**Data entries**
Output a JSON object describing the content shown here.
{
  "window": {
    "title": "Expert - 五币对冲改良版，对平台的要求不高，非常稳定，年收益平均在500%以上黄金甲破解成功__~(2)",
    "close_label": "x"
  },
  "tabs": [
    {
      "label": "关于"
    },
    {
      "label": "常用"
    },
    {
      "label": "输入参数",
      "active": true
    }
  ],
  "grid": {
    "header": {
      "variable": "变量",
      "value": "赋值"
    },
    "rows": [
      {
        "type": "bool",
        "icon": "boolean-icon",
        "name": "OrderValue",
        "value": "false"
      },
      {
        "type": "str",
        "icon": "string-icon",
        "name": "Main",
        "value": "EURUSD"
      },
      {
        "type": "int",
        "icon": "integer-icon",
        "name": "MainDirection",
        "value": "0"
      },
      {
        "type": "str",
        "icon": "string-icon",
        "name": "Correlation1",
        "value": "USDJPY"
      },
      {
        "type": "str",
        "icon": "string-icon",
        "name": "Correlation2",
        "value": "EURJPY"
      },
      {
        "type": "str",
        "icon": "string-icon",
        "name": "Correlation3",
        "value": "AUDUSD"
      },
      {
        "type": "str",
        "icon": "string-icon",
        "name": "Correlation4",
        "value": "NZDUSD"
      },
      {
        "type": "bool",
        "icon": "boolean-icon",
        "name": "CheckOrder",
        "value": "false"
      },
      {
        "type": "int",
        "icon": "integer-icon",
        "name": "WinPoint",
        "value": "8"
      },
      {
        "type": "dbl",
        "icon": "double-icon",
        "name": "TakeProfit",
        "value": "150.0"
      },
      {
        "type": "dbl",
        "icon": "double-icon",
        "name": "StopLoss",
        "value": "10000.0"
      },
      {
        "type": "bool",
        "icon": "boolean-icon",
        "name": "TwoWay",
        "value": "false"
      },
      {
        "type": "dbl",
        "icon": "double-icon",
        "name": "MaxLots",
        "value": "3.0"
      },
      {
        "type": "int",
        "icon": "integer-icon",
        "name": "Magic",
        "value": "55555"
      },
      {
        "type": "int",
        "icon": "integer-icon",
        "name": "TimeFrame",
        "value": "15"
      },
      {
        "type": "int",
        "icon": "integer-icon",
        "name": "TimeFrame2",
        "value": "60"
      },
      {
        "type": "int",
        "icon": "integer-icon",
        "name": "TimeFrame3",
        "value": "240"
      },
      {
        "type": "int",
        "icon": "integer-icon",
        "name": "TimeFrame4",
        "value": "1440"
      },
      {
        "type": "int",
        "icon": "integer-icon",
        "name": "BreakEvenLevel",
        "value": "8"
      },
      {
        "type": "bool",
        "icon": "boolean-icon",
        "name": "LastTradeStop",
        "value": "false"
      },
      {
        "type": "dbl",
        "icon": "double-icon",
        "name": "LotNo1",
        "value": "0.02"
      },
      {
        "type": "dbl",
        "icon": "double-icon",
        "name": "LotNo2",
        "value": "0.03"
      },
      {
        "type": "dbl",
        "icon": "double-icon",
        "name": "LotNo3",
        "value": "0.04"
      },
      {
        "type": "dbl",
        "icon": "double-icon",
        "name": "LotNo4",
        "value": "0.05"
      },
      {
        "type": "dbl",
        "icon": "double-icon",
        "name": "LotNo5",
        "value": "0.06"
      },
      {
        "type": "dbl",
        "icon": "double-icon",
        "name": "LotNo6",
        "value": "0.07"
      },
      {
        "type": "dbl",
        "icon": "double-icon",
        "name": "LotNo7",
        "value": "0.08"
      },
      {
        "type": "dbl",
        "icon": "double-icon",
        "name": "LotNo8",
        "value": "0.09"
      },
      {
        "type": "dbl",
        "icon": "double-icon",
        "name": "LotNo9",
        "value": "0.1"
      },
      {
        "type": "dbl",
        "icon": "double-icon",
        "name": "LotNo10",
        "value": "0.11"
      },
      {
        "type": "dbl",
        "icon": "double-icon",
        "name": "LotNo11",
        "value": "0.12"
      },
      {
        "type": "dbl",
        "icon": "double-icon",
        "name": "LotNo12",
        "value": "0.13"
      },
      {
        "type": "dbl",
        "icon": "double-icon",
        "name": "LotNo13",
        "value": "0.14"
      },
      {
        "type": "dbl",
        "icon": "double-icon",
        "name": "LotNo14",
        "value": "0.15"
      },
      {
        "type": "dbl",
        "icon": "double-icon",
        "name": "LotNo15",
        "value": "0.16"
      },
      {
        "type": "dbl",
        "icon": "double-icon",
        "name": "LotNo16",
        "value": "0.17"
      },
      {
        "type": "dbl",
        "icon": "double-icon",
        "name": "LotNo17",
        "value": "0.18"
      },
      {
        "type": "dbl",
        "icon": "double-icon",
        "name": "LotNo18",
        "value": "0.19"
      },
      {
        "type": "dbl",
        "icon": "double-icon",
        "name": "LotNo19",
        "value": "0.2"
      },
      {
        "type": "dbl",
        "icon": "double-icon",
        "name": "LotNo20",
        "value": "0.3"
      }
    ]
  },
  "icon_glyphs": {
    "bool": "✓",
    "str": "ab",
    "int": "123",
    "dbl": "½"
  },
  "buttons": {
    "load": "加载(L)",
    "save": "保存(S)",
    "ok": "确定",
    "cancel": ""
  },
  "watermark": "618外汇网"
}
---
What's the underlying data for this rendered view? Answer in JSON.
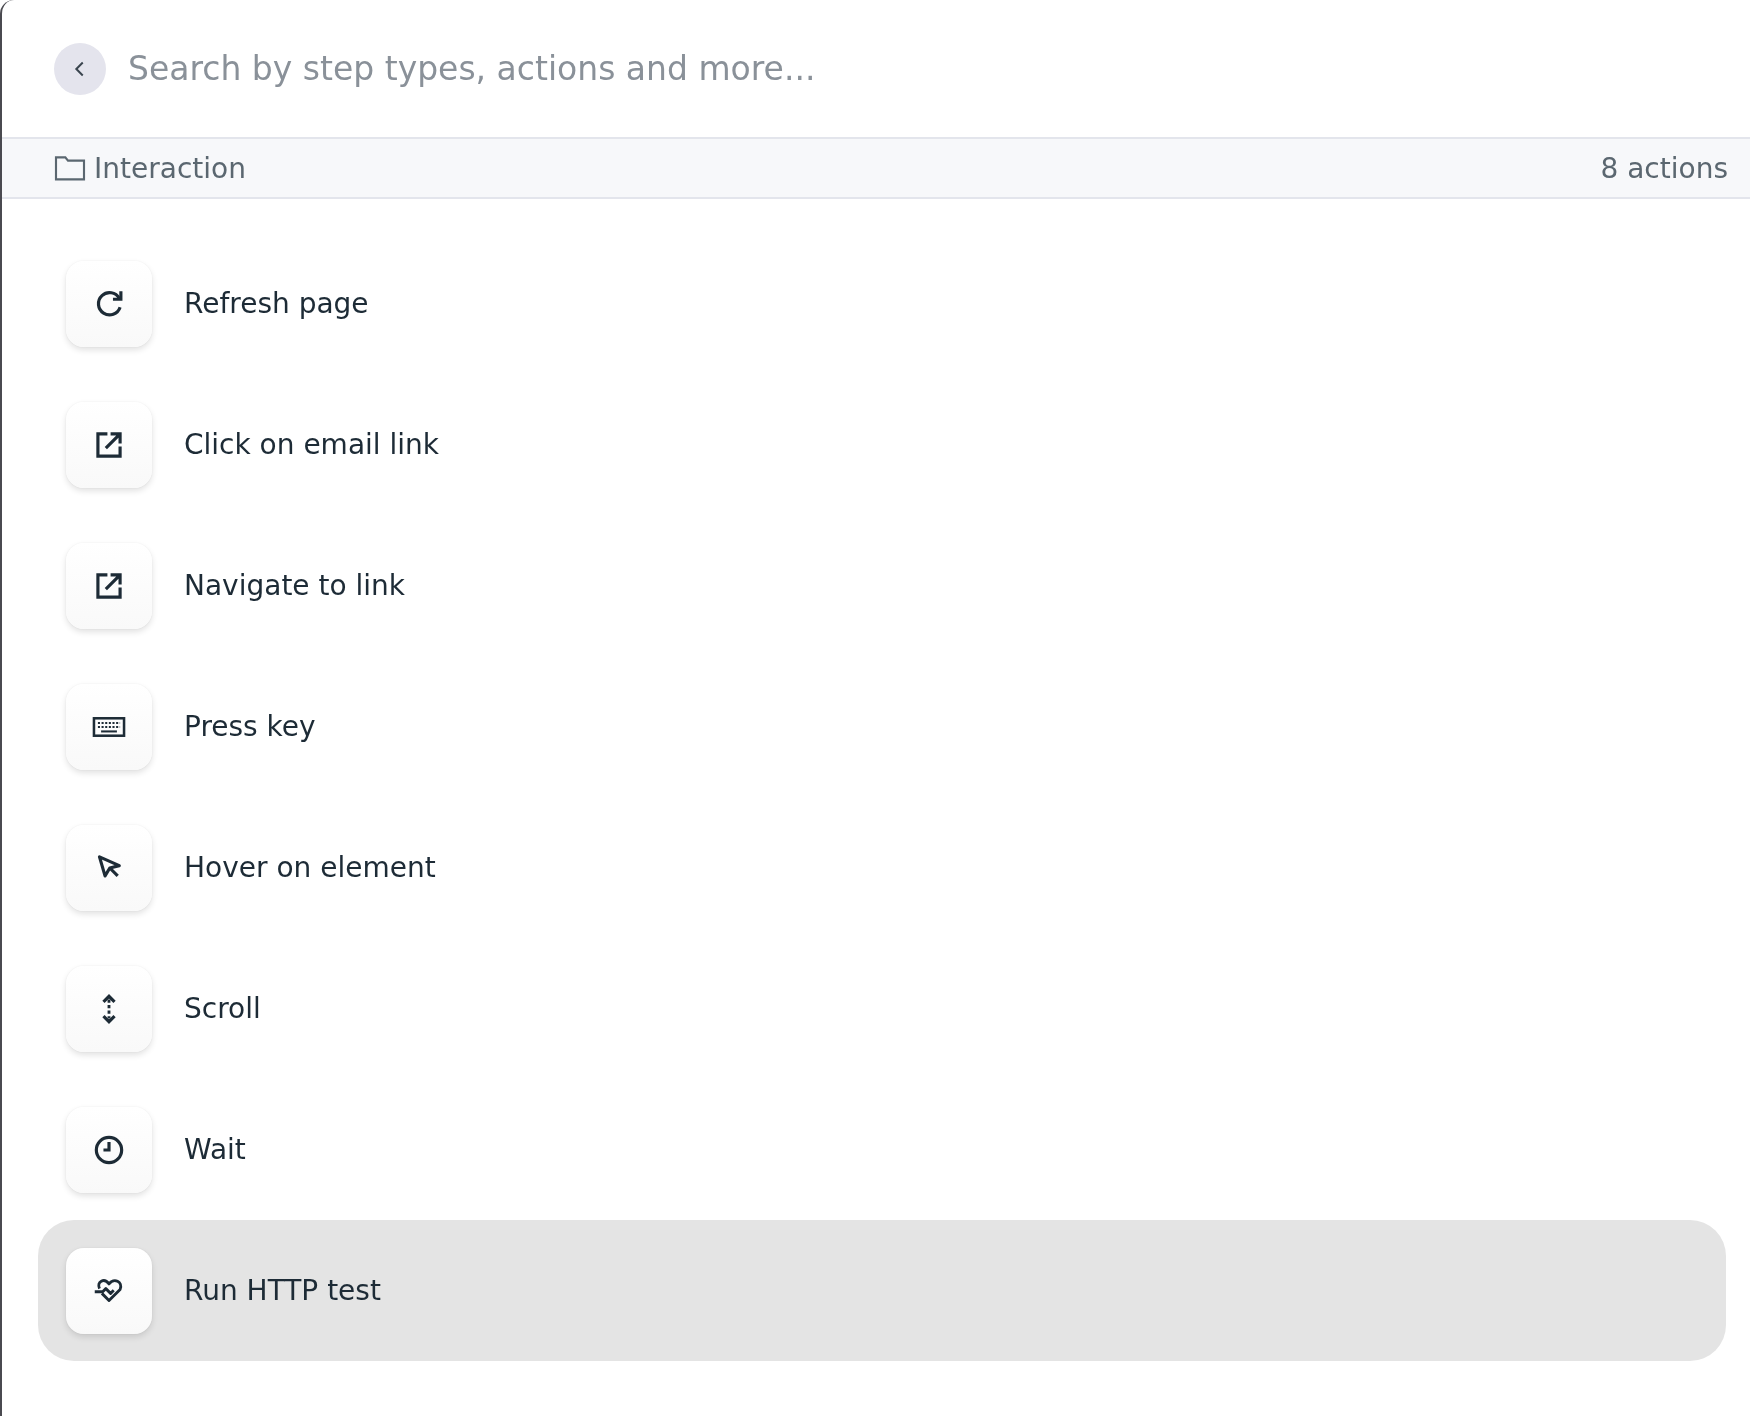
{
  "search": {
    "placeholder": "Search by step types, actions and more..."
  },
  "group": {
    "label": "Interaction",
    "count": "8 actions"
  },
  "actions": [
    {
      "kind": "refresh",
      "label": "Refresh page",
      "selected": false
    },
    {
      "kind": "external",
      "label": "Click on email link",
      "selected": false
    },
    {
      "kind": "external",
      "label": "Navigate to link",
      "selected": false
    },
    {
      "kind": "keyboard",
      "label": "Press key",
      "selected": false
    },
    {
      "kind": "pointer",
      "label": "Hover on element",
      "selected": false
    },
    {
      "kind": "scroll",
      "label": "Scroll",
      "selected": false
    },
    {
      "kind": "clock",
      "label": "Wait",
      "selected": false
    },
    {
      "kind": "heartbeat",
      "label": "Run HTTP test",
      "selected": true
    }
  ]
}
---
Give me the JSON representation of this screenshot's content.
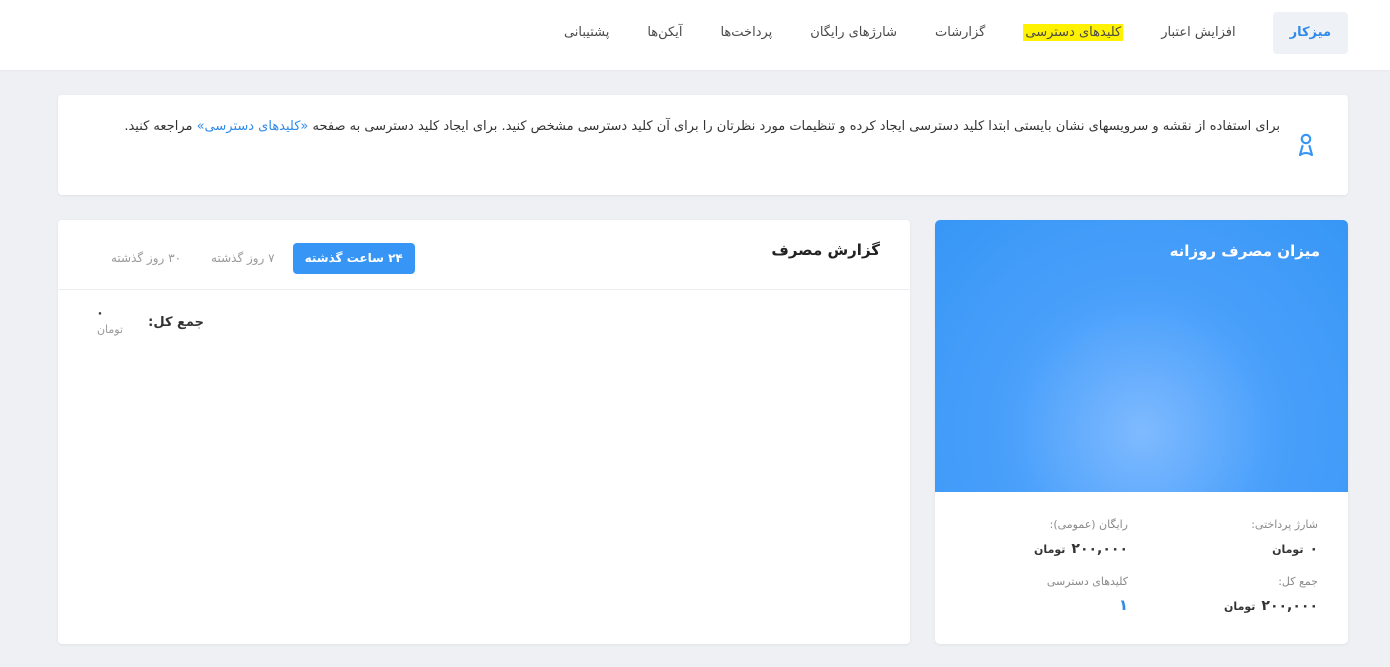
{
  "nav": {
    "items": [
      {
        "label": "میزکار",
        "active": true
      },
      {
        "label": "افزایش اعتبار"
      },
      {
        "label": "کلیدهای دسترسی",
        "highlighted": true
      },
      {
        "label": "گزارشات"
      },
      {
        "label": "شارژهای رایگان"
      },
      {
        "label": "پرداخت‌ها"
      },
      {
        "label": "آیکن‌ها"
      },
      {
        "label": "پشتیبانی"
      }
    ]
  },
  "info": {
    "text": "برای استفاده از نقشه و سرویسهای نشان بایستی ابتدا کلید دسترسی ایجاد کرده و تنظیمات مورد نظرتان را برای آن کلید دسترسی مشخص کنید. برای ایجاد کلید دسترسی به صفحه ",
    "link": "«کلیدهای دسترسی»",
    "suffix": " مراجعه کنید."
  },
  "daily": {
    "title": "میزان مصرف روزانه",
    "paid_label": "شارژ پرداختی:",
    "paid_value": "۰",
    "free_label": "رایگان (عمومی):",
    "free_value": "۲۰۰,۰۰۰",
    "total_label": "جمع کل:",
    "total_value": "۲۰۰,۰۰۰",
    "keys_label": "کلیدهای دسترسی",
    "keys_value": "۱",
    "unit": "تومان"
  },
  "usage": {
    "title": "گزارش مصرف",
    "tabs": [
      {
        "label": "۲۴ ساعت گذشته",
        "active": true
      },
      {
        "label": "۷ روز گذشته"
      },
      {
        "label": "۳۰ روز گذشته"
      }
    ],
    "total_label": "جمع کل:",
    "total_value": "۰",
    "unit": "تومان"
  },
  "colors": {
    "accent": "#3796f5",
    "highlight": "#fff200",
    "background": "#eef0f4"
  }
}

**Task to complete**
Pull every line containing "title" out of the data above.

**Written response**
    "title": "Expert - 五币对冲改良版，对平台的要求不高，非常稳定，年收益平均在500%以上黄金甲破解成功__~(2)",
    "title": "میزان مصرف روزانه",
    "title": "گزارش مصرف",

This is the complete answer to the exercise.